### [Work to complete]
Search the records for "brightness". Copy every line where it appears.

━━━━

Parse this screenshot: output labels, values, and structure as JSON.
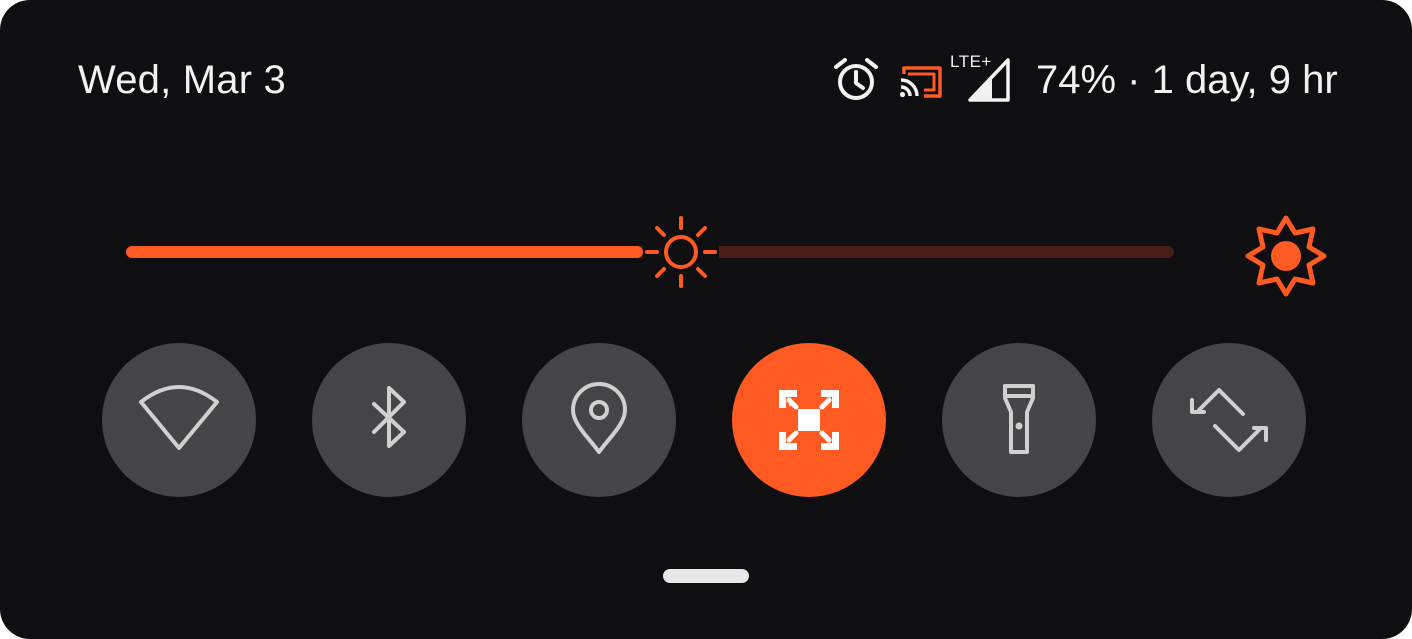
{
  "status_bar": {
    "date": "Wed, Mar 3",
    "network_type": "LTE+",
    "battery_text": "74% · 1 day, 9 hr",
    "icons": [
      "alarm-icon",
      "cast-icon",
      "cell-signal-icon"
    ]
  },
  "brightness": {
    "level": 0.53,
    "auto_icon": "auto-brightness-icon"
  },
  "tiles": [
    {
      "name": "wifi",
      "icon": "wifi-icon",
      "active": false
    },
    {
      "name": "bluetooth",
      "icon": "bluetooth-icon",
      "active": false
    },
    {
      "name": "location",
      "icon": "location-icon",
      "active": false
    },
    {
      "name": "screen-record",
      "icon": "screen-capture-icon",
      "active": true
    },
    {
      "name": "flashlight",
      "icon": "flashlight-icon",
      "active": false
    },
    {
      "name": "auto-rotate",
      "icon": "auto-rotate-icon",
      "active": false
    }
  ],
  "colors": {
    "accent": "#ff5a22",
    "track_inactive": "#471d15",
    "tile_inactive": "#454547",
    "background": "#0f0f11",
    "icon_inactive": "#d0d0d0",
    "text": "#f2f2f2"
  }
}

━━━━

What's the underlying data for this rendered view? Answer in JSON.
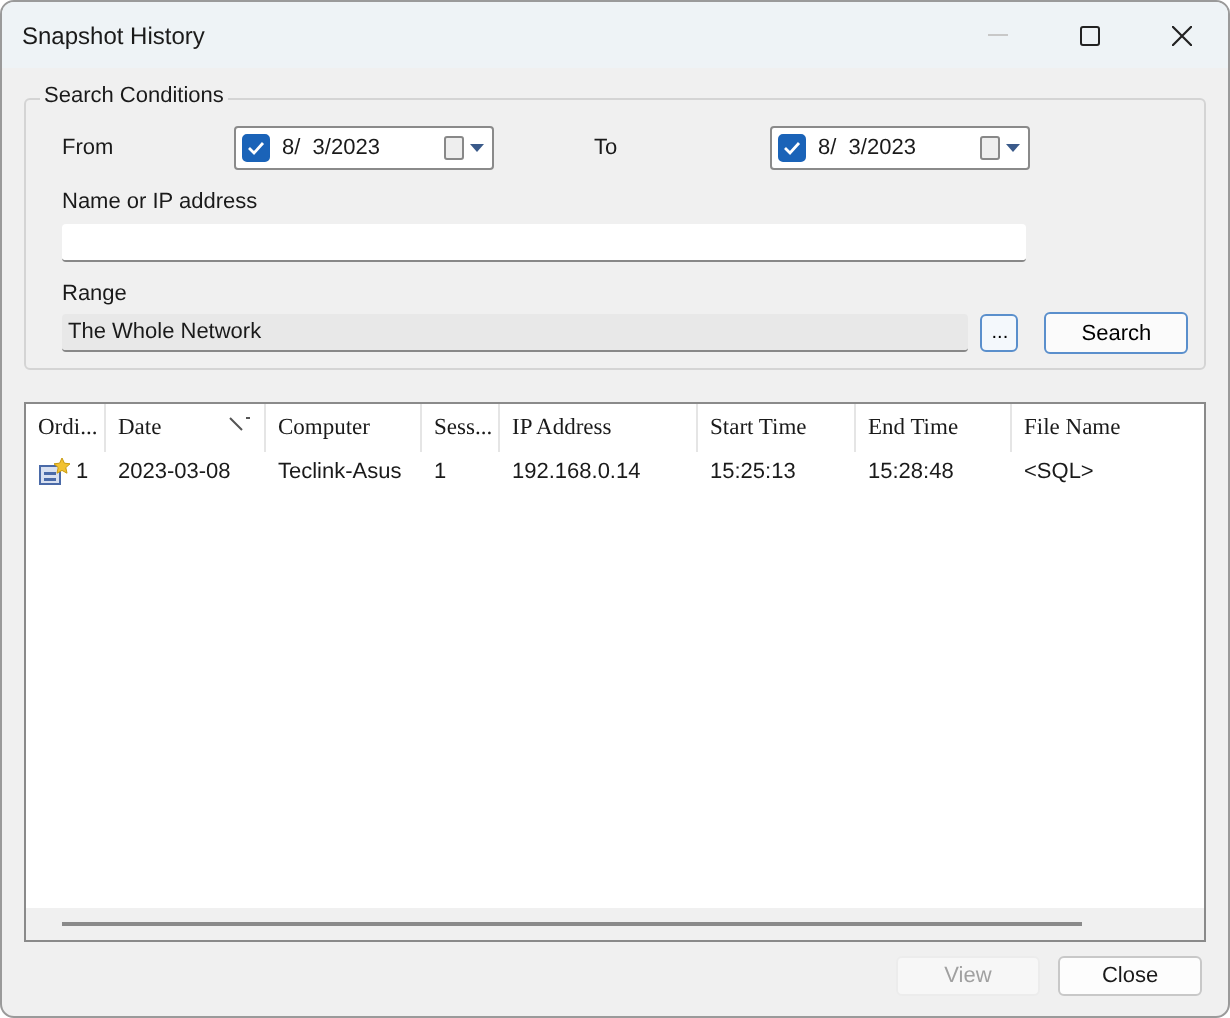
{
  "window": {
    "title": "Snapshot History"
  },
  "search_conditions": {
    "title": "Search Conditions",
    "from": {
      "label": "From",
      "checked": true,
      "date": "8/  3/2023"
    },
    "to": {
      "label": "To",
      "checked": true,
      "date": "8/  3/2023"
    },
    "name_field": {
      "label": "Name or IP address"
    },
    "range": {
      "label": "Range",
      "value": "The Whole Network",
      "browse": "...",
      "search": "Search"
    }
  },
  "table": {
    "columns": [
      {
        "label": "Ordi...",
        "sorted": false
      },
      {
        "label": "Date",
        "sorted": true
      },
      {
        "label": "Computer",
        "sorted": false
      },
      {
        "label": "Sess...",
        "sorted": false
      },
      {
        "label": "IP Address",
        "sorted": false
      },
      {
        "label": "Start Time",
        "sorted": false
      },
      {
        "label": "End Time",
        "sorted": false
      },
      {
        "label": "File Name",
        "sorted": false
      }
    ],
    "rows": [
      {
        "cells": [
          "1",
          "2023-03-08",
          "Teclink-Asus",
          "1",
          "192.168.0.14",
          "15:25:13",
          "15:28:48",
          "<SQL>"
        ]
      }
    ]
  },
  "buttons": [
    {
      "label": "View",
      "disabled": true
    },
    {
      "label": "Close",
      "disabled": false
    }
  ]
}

━━━━

### [Finished exercise]
  "brightness": {
    "auto_icon": "auto-brightness-icon"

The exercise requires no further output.